— START OF PAGE EXTRACT —

The first operation is Select. Let’s say we want to find all students with ID less than “3”.

In SQL:

 

select * from Student where id < "3";

In Scala:

students.filter(s => s.id < "3")


The underlying implementation for this operation may simply traverse the list (in Scala) or read each line of the table (in SQL), then check if each element satisfies the condition. In a specialised database, such as MySQL, there can be optimisation such as indexing (based on the ID field) to allow more efficient search. However, the high-level abstractions in both languages are much similar.

4. Projection

To select a subset of fields in SQL, we just need to specify which column names to keep. Let’s say for the previous query we only want the student name.

— END OF PAGE EXTRACT —

■ JOB A ■
Which programming languages and database systems does the SQL and Scala excerpt name?
■ JOB B ■
Could you retype the part of the SQL and Scala excerpt starting with "The first operation is" and going on through "are much similar."?
This data has no connection to the SQL and Scala excerpt.

— START OF SUPPLIED DATA —

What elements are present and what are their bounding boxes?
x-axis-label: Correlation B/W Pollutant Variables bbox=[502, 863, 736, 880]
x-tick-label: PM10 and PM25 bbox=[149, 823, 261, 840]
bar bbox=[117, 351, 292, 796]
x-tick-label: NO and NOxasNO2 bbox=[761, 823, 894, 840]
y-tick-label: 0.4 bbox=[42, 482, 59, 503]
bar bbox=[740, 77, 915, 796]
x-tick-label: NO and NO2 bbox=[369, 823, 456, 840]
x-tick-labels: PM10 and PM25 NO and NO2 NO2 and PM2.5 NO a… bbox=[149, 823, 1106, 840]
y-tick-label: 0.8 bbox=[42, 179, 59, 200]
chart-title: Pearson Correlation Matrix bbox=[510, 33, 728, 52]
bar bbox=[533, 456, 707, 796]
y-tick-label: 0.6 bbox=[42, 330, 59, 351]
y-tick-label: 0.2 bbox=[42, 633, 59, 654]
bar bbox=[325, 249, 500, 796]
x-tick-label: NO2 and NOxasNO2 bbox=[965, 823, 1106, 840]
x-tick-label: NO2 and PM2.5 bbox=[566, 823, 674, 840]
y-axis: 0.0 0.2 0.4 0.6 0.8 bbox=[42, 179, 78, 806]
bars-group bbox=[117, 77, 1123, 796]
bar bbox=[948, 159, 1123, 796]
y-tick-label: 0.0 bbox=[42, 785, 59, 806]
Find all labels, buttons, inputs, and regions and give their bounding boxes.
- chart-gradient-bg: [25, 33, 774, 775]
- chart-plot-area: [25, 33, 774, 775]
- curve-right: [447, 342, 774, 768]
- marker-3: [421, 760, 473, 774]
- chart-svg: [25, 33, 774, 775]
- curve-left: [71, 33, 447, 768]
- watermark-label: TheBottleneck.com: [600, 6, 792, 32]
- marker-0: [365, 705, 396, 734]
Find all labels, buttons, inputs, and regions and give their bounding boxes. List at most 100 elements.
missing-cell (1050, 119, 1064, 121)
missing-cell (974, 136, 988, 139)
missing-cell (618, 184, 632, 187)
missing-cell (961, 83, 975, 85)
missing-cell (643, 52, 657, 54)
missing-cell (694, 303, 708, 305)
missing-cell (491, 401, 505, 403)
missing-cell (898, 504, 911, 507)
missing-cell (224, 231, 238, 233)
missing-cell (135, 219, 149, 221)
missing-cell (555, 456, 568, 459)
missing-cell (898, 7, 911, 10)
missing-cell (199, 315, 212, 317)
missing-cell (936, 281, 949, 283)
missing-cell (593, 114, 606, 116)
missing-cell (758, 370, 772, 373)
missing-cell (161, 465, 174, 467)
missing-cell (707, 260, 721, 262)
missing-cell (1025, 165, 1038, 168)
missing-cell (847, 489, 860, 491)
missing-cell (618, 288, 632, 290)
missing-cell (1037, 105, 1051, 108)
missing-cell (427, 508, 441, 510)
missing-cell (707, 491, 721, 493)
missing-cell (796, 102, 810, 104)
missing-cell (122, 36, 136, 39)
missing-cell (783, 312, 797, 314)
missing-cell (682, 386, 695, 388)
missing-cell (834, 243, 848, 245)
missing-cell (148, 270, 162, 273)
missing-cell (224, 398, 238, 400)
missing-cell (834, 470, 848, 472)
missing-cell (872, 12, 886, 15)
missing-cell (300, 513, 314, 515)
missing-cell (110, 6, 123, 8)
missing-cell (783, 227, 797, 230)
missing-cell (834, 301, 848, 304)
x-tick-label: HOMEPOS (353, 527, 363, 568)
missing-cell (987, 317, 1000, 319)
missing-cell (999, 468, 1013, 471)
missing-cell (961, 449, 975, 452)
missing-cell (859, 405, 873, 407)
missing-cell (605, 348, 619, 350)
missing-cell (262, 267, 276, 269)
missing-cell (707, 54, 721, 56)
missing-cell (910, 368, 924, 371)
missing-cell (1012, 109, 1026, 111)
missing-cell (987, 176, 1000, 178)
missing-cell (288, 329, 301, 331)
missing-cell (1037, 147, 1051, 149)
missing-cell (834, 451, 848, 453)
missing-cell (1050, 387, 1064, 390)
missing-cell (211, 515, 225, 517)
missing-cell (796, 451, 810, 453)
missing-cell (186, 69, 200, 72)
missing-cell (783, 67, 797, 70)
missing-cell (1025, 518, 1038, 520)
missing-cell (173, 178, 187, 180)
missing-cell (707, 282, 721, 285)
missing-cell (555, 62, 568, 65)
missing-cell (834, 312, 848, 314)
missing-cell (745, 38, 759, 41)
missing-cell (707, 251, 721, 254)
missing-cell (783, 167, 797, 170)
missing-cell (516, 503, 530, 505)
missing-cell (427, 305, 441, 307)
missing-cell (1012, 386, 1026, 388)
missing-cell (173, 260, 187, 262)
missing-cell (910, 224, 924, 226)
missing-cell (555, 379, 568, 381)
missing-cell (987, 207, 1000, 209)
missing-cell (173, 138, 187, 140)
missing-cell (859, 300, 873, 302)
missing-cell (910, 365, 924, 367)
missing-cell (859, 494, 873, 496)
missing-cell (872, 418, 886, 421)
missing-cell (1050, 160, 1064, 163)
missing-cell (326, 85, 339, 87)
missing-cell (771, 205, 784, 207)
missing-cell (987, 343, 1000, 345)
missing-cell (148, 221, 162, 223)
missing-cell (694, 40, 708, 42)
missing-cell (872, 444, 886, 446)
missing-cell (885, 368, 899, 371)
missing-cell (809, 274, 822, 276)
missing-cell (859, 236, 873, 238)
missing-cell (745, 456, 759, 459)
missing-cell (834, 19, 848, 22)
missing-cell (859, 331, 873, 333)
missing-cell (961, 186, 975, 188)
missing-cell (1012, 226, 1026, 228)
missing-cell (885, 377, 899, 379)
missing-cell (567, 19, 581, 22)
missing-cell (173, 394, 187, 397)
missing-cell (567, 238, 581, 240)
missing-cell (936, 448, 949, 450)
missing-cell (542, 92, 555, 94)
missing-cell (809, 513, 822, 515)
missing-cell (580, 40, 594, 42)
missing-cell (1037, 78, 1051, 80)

— END OF SUPPLIED DATA —

■ FULL RESPONSE A ■
SQL, Scala, MySQL

■ FULL RESPONSE B ■
The first operation is Select. Let’s say we want to find all students with ID less than “3”.

In SQL:

 

select * from Student where id < "3";

In Scala:

students.filter(s => s.id < "3")


The underlying implementation for this operation may simply traverse the list (in Scala) or read each line of the table (in SQL), then check if each element satisfies the condition. In a specialised database, such as MySQL, there can be optimisation such as indexing (based on the ID field) to allow more efficient search. However, the high-level abstractions in both languages are much similar.